■ **EXERCISE TASK**
Your task is to transcribe all of the data below exactly, omitting the images.

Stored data
::::::

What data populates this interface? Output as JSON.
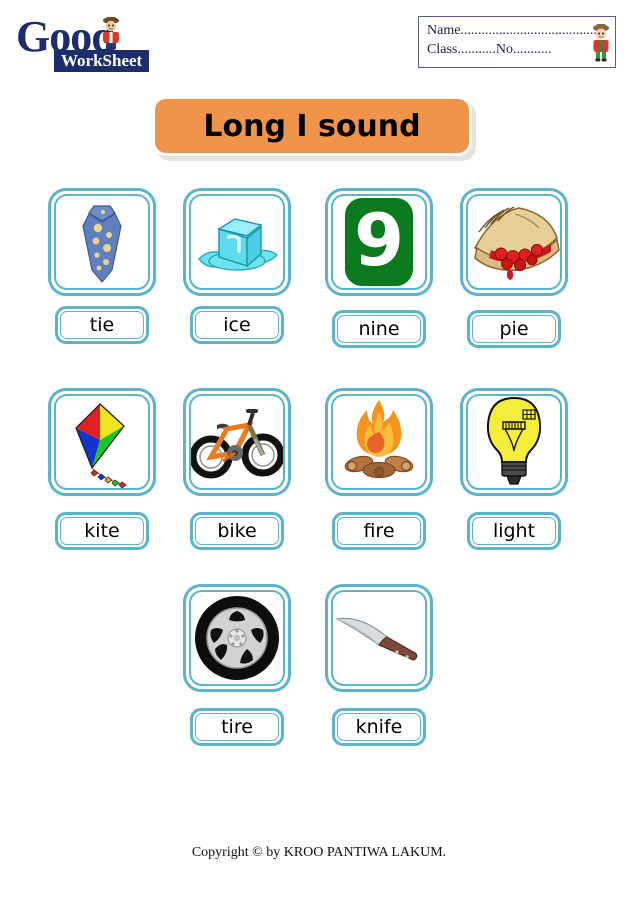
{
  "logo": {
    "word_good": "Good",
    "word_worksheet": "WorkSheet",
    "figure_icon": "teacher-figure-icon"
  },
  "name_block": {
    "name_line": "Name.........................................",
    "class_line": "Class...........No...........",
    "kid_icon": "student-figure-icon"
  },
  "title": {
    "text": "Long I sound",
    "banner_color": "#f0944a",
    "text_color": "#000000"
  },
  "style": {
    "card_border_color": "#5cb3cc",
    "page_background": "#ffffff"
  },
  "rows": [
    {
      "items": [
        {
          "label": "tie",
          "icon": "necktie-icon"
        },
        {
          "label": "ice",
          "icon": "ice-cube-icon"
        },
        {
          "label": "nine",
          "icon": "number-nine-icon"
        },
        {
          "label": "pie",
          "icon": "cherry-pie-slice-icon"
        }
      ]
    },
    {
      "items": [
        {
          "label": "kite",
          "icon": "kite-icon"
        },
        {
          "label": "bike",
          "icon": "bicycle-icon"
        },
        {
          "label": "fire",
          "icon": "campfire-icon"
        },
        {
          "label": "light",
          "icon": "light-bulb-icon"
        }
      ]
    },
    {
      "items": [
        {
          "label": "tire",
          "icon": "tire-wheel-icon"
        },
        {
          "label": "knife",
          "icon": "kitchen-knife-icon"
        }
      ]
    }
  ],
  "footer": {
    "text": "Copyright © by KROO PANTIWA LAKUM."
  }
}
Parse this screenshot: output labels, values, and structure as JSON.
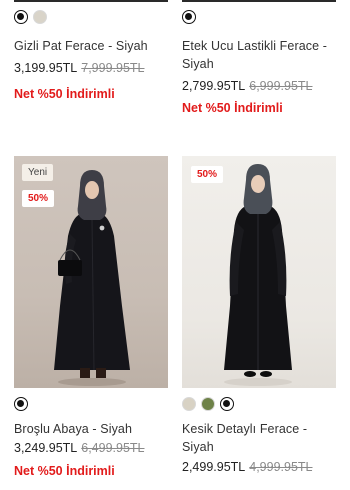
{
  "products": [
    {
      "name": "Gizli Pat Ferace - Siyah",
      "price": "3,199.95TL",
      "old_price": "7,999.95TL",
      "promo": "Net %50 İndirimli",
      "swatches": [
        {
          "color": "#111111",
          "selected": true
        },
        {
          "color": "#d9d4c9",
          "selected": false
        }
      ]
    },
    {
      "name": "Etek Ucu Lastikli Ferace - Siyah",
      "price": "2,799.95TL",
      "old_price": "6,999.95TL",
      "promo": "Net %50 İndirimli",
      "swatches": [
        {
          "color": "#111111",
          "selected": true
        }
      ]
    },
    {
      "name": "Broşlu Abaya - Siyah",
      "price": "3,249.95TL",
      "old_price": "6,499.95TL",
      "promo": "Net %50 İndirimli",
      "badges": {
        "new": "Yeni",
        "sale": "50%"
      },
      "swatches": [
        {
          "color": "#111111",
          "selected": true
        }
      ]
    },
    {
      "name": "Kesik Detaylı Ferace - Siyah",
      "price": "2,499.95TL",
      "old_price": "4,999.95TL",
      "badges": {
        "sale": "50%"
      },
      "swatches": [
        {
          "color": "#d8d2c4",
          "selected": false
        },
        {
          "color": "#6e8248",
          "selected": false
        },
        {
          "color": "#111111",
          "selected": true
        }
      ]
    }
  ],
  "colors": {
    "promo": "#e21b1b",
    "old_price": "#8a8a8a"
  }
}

::::::

■ **ANSWER FOR THIS EXERCISE**
What data populates this interface? Output as JSON.
{
  "logo": {
    "word_good": "Good",
    "word_worksheet": "WorkSheet",
    "figure_icon": "teacher-figure-icon"
  },
  "name_block": {
    "name_line": "Name.........................................",
    "class_line": "Class...........No...........",
    "kid_icon": "student-figure-icon"
  },
  "title": {
    "text": "Long I sound",
    "banner_color": "#f0944a",
    "text_color": "#000000"
  },
  "style": {
    "card_border_color": "#5cb3cc",
    "page_background": "#ffffff"
  },
  "rows": [
    {
      "items": [
        {
          "label": "tie",
          "icon": "necktie-icon"
        },
        {
          "label": "ice",
          "icon": "ice-cube-icon"
        },
        {
          "label": "nine",
          "icon": "number-nine-icon"
        },
        {
          "label": "pie",
          "icon": "cherry-pie-slice-icon"
        }
      ]
    },
    {
      "items": [
        {
          "label": "kite",
          "icon": "kite-icon"
        },
        {
          "label": "bike",
          "icon": "bicycle-icon"
        },
        {
          "label": "fire",
          "icon": "campfire-icon"
        },
        {
          "label": "light",
          "icon": "light-bulb-icon"
        }
      ]
    },
    {
      "items": [
        {
          "label": "tire",
          "icon": "tire-wheel-icon"
        },
        {
          "label": "knife",
          "icon": "kitchen-knife-icon"
        }
      ]
    }
  ],
  "footer": {
    "text": "Copyright © by KROO PANTIWA LAKUM."
  }
}
Parse this screenshot: output labels, values, and structure as JSON.
{
  "products": [
    {
      "name": "Gizli Pat Ferace - Siyah",
      "price": "3,199.95TL",
      "old_price": "7,999.95TL",
      "promo": "Net %50 İndirimli",
      "swatches": [
        {
          "color": "#111111",
          "selected": true
        },
        {
          "color": "#d9d4c9",
          "selected": false
        }
      ]
    },
    {
      "name": "Etek Ucu Lastikli Ferace - Siyah",
      "price": "2,799.95TL",
      "old_price": "6,999.95TL",
      "promo": "Net %50 İndirimli",
      "swatches": [
        {
          "color": "#111111",
          "selected": true
        }
      ]
    },
    {
      "name": "Broşlu Abaya - Siyah",
      "price": "3,249.95TL",
      "old_price": "6,499.95TL",
      "promo": "Net %50 İndirimli",
      "badges": {
        "new": "Yeni",
        "sale": "50%"
      },
      "swatches": [
        {
          "color": "#111111",
          "selected": true
        }
      ]
    },
    {
      "name": "Kesik Detaylı Ferace - Siyah",
      "price": "2,499.95TL",
      "old_price": "4,999.95TL",
      "badges": {
        "sale": "50%"
      },
      "swatches": [
        {
          "color": "#d8d2c4",
          "selected": false
        },
        {
          "color": "#6e8248",
          "selected": false
        },
        {
          "color": "#111111",
          "selected": true
        }
      ]
    }
  ],
  "colors": {
    "promo": "#e21b1b",
    "old_price": "#8a8a8a"
  }
}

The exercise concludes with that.